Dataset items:

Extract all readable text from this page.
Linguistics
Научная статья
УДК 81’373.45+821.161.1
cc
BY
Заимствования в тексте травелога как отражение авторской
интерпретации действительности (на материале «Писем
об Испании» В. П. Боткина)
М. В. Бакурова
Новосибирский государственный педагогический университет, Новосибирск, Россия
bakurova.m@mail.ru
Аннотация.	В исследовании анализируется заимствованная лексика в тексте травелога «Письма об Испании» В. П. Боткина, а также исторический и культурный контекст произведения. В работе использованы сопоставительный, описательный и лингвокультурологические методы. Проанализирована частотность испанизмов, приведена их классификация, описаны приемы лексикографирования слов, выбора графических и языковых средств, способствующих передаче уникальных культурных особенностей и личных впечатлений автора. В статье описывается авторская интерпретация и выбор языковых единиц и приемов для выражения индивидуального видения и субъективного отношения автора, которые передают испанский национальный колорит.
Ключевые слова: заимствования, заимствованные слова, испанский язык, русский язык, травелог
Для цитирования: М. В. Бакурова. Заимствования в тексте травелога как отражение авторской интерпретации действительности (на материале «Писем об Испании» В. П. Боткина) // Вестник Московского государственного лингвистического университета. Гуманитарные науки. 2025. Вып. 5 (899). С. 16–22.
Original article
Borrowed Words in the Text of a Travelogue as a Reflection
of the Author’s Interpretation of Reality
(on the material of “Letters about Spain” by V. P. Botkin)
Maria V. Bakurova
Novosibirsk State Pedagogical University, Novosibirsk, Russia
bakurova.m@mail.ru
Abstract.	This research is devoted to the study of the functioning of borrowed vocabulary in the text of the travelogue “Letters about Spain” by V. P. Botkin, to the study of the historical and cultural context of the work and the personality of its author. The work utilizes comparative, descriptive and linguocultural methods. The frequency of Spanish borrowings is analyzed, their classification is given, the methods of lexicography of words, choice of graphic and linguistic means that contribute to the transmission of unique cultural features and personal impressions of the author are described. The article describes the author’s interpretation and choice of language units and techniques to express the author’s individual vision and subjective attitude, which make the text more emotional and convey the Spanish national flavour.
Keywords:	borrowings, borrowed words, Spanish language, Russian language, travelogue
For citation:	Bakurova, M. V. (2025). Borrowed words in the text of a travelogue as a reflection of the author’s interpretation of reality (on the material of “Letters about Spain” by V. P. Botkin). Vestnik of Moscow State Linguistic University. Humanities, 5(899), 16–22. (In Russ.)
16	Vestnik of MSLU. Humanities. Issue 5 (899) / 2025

▸ **Task instructions**: Gather each line of the listing that holds the string "интерпретации".

▸ **Full response**:
интерпретации действительности (на материале «Писем
Для цитирования: М. В. Бакурова. Заимствования в тексте травелога как отражение авторской интерпретации действительности (на материале «Писем об Испании» В. П. Боткина) // Вестник Московского государственного лингвистического университета. Гуманитарные науки. 2025. Вып. 5 (899). С. 16–22.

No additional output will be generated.